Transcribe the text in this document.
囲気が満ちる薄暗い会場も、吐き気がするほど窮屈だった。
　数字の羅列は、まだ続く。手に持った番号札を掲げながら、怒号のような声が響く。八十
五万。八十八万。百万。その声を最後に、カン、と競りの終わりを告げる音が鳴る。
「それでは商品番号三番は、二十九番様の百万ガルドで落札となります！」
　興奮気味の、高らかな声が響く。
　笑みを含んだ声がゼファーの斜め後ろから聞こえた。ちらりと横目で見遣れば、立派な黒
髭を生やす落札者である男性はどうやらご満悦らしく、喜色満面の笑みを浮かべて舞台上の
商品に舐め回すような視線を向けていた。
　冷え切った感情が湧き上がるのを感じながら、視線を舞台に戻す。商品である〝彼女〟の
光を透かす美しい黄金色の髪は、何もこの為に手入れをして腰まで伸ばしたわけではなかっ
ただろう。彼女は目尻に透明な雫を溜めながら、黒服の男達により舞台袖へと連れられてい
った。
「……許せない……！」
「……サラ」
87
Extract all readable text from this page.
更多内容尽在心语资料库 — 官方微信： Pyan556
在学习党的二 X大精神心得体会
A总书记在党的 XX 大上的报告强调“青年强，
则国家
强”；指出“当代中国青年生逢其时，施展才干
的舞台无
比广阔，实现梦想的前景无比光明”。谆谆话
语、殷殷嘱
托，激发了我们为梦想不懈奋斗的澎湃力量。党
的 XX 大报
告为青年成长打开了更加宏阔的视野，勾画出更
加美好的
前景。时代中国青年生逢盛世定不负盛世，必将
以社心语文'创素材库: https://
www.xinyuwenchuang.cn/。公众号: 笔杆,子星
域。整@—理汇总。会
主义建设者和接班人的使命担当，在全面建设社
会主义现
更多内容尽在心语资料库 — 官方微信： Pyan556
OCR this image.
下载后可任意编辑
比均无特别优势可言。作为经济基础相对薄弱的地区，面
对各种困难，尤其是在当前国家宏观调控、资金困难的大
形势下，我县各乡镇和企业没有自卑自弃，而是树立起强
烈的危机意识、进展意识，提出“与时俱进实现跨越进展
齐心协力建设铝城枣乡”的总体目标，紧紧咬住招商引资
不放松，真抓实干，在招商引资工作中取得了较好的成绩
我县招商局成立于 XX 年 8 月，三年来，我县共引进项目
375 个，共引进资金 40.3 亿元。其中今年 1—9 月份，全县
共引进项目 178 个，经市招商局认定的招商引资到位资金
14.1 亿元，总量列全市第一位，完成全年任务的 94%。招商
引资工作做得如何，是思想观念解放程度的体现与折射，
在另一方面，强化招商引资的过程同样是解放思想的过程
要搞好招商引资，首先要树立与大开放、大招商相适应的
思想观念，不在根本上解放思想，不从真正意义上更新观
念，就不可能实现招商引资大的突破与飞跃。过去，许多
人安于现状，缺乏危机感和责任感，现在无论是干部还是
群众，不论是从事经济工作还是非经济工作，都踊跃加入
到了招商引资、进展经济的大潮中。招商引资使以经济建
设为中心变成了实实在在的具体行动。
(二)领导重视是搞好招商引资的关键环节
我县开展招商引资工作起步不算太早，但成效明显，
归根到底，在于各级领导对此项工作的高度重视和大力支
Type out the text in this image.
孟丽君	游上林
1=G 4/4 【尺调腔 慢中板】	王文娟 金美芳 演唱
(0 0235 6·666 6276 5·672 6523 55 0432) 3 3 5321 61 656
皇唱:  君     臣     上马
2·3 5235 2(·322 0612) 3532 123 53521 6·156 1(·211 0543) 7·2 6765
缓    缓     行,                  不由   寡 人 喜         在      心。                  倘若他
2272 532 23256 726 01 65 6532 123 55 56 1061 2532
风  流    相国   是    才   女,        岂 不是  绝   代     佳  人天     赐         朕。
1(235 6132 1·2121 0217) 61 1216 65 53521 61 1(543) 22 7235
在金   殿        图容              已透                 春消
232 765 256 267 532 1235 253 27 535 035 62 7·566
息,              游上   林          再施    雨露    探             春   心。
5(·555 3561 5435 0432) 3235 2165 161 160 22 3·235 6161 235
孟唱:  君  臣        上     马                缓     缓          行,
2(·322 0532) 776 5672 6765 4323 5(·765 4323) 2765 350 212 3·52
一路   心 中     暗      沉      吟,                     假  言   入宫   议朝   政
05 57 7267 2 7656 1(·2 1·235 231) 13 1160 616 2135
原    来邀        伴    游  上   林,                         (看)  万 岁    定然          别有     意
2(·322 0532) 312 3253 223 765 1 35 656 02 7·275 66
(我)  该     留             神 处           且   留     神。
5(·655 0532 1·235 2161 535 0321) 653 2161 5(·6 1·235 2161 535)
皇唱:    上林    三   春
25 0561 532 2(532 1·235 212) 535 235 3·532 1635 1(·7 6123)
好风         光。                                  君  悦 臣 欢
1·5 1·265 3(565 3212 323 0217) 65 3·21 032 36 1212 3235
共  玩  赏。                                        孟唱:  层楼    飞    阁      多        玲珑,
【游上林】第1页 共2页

================

Please restate the records in full, word for word.

> _Response below_
Transcribe the text in this document.
囲気が満ちる薄暗い会場も、吐き気がするほど窮屈だった。
　数字の羅列は、まだ続く。手に持った番号札を掲げながら、怒号のような声が響く。八十
五万。八十八万。百万。その声を最後に、カン、と競りの終わりを告げる音が鳴る。
「それでは商品番号三番は、二十九番様の百万ガルドで落札となります！」
　興奮気味の、高らかな声が響く。
　笑みを含んだ声がゼファーの斜め後ろから聞こえた。ちらりと横目で見遣れば、立派な黒
髭を生やす落札者である男性はどうやらご満悦らしく、喜色満面の笑みを浮かべて舞台上の
商品に舐め回すような視線を向けていた。
　冷え切った感情が湧き上がるのを感じながら、視線を舞台に戻す。商品である〝彼女〟の
光を透かす美しい黄金色の髪は、何もこの為に手入れをして腰まで伸ばしたわけではなかっ
ただろう。彼女は目尻に透明な雫を溜めながら、黒服の男達により舞台袖へと連れられてい
った。
「……許せない……！」
「……サラ」
87
Extract all readable text from this page.
更多内容尽在心语资料库 — 官方微信： Pyan556
在学习党的二 X大精神心得体会
A总书记在党的 XX 大上的报告强调“青年强，
则国家
强”；指出“当代中国青年生逢其时，施展才干
的舞台无
比广阔，实现梦想的前景无比光明”。谆谆话
语、殷殷嘱
托，激发了我们为梦想不懈奋斗的澎湃力量。党
的 XX 大报
告为青年成长打开了更加宏阔的视野，勾画出更
加美好的
前景。时代中国青年生逢盛世定不负盛世，必将
以社心语文'创素材库: https://
www.xinyuwenchuang.cn/。公众号: 笔杆,子星
域。整@—理汇总。会
主义建设者和接班人的使命担当，在全面建设社
会主义现
更多内容尽在心语资料库 — 官方微信： Pyan556
OCR this image.
下载后可任意编辑
比均无特别优势可言。作为经济基础相对薄弱的地区，面
对各种困难，尤其是在当前国家宏观调控、资金困难的大
形势下，我县各乡镇和企业没有自卑自弃，而是树立起强
烈的危机意识、进展意识，提出“与时俱进实现跨越进展
齐心协力建设铝城枣乡”的总体目标，紧紧咬住招商引资
不放松，真抓实干，在招商引资工作中取得了较好的成绩
我县招商局成立于 XX 年 8 月，三年来，我县共引进项目
375 个，共引进资金 40.3 亿元。其中今年 1—9 月份，全县
共引进项目 178 个，经市招商局认定的招商引资到位资金
14.1 亿元，总量列全市第一位，完成全年任务的 94%。招商
引资工作做得如何，是思想观念解放程度的体现与折射，
在另一方面，强化招商引资的过程同样是解放思想的过程
要搞好招商引资，首先要树立与大开放、大招商相适应的
思想观念，不在根本上解放思想，不从真正意义上更新观
念，就不可能实现招商引资大的突破与飞跃。过去，许多
人安于现状，缺乏危机感和责任感，现在无论是干部还是
群众，不论是从事经济工作还是非经济工作，都踊跃加入
到了招商引资、进展经济的大潮中。招商引资使以经济建
设为中心变成了实实在在的具体行动。
(二)领导重视是搞好招商引资的关键环节
我县开展招商引资工作起步不算太早，但成效明显，
归根到底，在于各级领导对此项工作的高度重视和大力支
Type out the text in this image.
孟丽君	游上林
1=G 4/4 【尺调腔 慢中板】	王文娟 金美芳 演唱
(0 0235 6·666 6276 5·672 6523 55 0432) 3 3 5321 61 656
皇唱:  君     臣     上马
2·3 5235 2(·322 0612) 3532 123 53521 6·156 1(·211 0543) 7·2 6765
缓    缓     行,                  不由   寡 人 喜         在      心。                  倘若他
2272 532 23256 726 01 65 6532 123 55 56 1061 2532
风  流    相国   是    才   女,        岂 不是  绝   代     佳  人天     赐         朕。
1(235 6132 1·2121 0217) 61 1216 65 53521 61 1(543) 22 7235
在金   殿        图容              已透                 春消
232 765 256 267 532 1235 253 27 535 035 62 7·566
息,              游上   林          再施    雨露    探             春   心。
5(·555 3561 5435 0432) 3235 2165 161 160 22 3·235 6161 235
孟唱:  君  臣        上     马                缓     缓          行,
2(·322 0532) 776 5672 6765 4323 5(·765 4323) 2765 350 212 3·52
一路   心 中     暗      沉      吟,                     假  言   入宫   议朝   政
05 57 7267 2 7656 1(·2 1·235 231) 13 1160 616 2135
原    来邀        伴    游  上   林,                         (看)  万 岁    定然          别有     意
2(·322 0532) 312 3253 223 765 1 35 656 02 7·275 66
(我)  该     留             神 处           且   留     神。
5(·655 0532 1·235 2161 535 0321) 653 2161 5(·6 1·235 2161 535)
皇唱:    上林    三   春
25 0561 532 2(532 1·235 212) 535 235 3·532 1635 1(·7 6123)
好风         光。                                  君  悦 臣 欢
1·5 1·265 3(565 3212 323 0217) 65 3·21 032 36 1212 3235
共  玩  赏。                                        孟唱:  层楼    飞    阁      多        玲珑,
【游上林】第1页 共2页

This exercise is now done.